Instruction: Please determine how many lines of the material include the word "互联网金融", and respond with nothing but that number.

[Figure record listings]
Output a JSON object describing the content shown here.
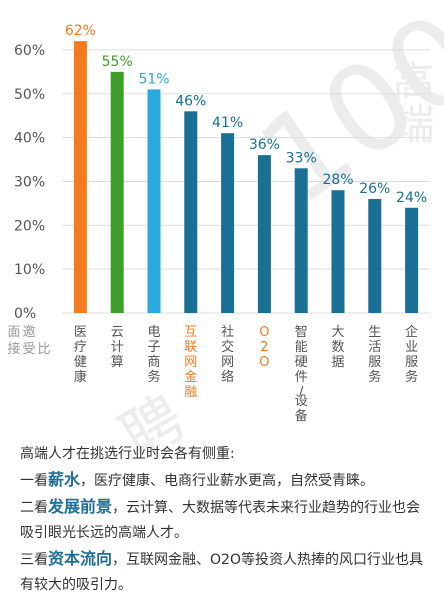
{
  "chart_data": {
    "type": "bar",
    "categories": [
      "医疗健康",
      "云计算",
      "电子商务",
      "互联网金融",
      "社交网络",
      "O2O",
      "智能硬件/设备",
      "大数据",
      "生活服务",
      "企业服务"
    ],
    "values": [
      62,
      55,
      51,
      46,
      41,
      36,
      33,
      28,
      26,
      24
    ],
    "value_labels": [
      "62%",
      "55%",
      "51%",
      "46%",
      "41%",
      "36%",
      "33%",
      "28%",
      "26%",
      "24%"
    ],
    "ylabel": "面邀接受比",
    "ylim": [
      0,
      65
    ],
    "yticks": [
      0,
      10,
      20,
      30,
      40,
      50,
      60
    ],
    "ytick_labels": [
      "0%",
      "10%",
      "20%",
      "30%",
      "40%",
      "50%",
      "60%"
    ],
    "bar_colors": [
      "#f47a20",
      "#3f9e2a",
      "#2aa9df",
      "#1a6f95",
      "#1a6f95",
      "#1a6f95",
      "#1a6f95",
      "#1a6f95",
      "#1a6f95",
      "#1a6f95"
    ],
    "label_colors": [
      "#f47a20",
      "#3f9e2a",
      "#2aa9df",
      "#1a6f95",
      "#1a6f95",
      "#1a6f95",
      "#1a6f95",
      "#1a6f95",
      "#1a6f95",
      "#1a6f95"
    ],
    "category_colors": [
      "#555555",
      "#555555",
      "#555555",
      "#f47a20",
      "#555555",
      "#f47a20",
      "#555555",
      "#555555",
      "#555555",
      "#555555"
    ],
    "grid": true
  },
  "watermark": {
    "text1": "高端",
    "text2": "100",
    "text3": "聘"
  },
  "notes": {
    "intro": "高端人才在挑选行业时会各有侧重:",
    "p1_prefix": "一看",
    "p1_key": "薪水",
    "p1_rest": "，医疗健康、电商行业薪水更高，自然受青睐。",
    "p2_prefix": "二看",
    "p2_key": "发展前景",
    "p2_rest": "，云计算、大数据等代表未来行业趋势的行业也会吸引眼光长远的高端人才。",
    "p3_prefix": "三看",
    "p3_key": "资本流向",
    "p3_rest": "，互联网金融、O2O等投资人热捧的风口行业也具有较大的吸引力。"
  }
}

Response to the task: 2